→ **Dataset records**

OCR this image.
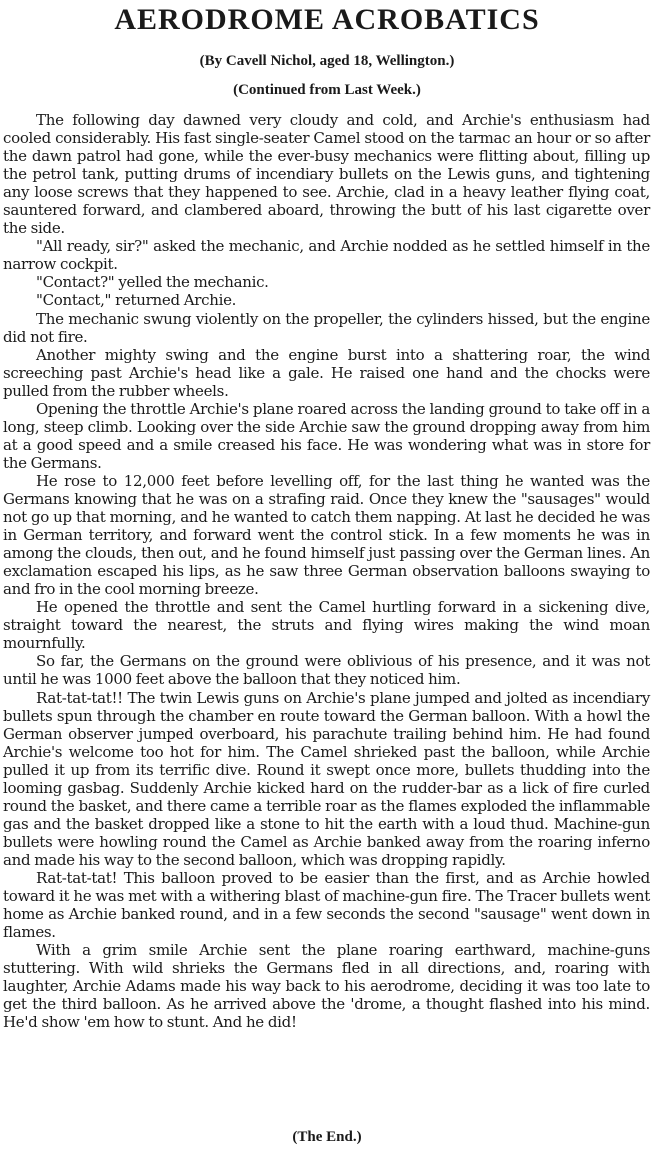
AERODROME ACROBATICS
(By Cavell Nichol, aged 18, Wellington.)
(Continued from Last Week.)

The following day dawned very cloudy and cold, and Archie's enthusiasm had cooled considerably. His fast single-seater Camel stood on the tarmac an hour or so after the dawn patrol had gone, while the ever-busy mechanics were flitting about, filling up the petrol tank, putting drums of incendiary bullets on the Lewis guns, and tightening any loose screws that they happened to see. Archie, clad in a heavy leather flying coat, sauntered forward, and clambered aboard, throwing the butt of his last cigarette over the side.

"All ready, sir?" asked the mechanic, and Archie nodded as he settled himself in the narrow cockpit.

"Contact?" yelled the mechanic.

"Contact," returned Archie.

The mechanic swung violently on the propeller, the cylinders hissed, but the engine did not fire.

Another mighty swing and the engine burst into a shattering roar, the wind screeching past Archie's head like a gale. He raised one hand and the chocks were pulled from the rubber wheels.

Opening the throttle Archie's plane roared across the landing ground to take off in a long, steep climb. Looking over the side Archie saw the ground dropping away from him at a good speed and a smile creased his face. He was wondering what was in store for the Germans.

He rose to 12,000 feet before levelling off, for the last thing he wanted was the Germans knowing that he was on a strafing raid. Once they knew the "sausages" would not go up that morning, and he wanted to catch them napping. At last he decided he was in German territory, and forward went the control stick. In a few moments he was in among the clouds, then out, and he found himself just passing over the German lines. An exclamation escaped his lips, as he saw three German observation balloons swaying to and fro in the cool morning breeze.

He opened the throttle and sent the Camel hurtling forward in a sickening dive, straight toward the nearest, the struts and flying wires making the wind moan mournfully.

So far, the Germans on the ground were oblivious of his presence, and it was not until he was 1000 feet above the balloon that they noticed him.

Rat-tat-tat!! The twin Lewis guns on Archie's plane jumped and jolted as incendiary bullets spun through the chamber en route toward the German balloon. With a howl the German observer jumped overboard, his parachute trailing behind him. He had found Archie's welcome too hot for him. The Camel shrieked past the balloon, while Archie pulled it up from its terrific dive. Round it swept once more, bullets thudding into the looming gasbag. Suddenly Archie kicked hard on the rudder-bar as a lick of fire curled round the basket, and there came a terrible roar as the flames exploded the inflammable gas and the basket dropped like a stone to hit the earth with a loud thud. Machine-gun bullets were howling round the Camel as Archie banked away from the roaring inferno and made his way to the second balloon, which was dropping rapidly.

Rat-tat-tat! This balloon proved to be easier than the first, and as Archie howled toward it he was met with a withering blast of machine-gun fire. The Tracer bullets went home as Archie banked round, and in a few seconds the second "sausage" went down in flames.

With a grim smile Archie sent the plane roaring earthward, machine-guns stuttering. With wild shrieks the Germans fled in all directions, and, roaring with laughter, Archie Adams made his way back to his aerodrome, deciding it was too late to get the third balloon. As he arrived above the 'drome, a thought flashed into his mind. He'd show 'em how to stunt. And he did!

(The End.)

→ **Goal of the exercise**
Look through the entries and return every line where "Lewis" appears.

→ **Result for this task**
The following day dawned very cloudy and cold, and Archie's enthusiasm had cooled considerably. His fast single-seater Camel stood on the tarmac an hour or so after the dawn patrol had gone, while the ever-busy mechanics were flitting about, filling up the petrol tank, putting drums of incendiary bullets on the Lewis guns, and tightening any loose screws that they happened to see. Archie, clad in a heavy leather flying coat, sauntered forward, and clambered aboard, throwing the butt of his last cigarette over the side.
Rat-tat-tat!! The twin Lewis guns on Archie's plane jumped and jolted as incendiary bullets spun through the chamber en route toward the German balloon. With a howl the German observer jumped overboard, his parachute trailing behind him. He had found Archie's welcome too hot for him. The Camel shrieked past the balloon, while Archie pulled it up from its terrific dive. Round it swept once more, bullets thudding into the looming gasbag. Suddenly Archie kicked hard on the rudder-bar as a lick of fire curled round the basket, and there came a terrible roar as the flames exploded the inflammable gas and the basket dropped like a stone to hit the earth with a loud thud. Machine-gun bullets were howling round the Camel as Archie banked away from the roaring inferno and made his way to the second balloon, which was dropping rapidly.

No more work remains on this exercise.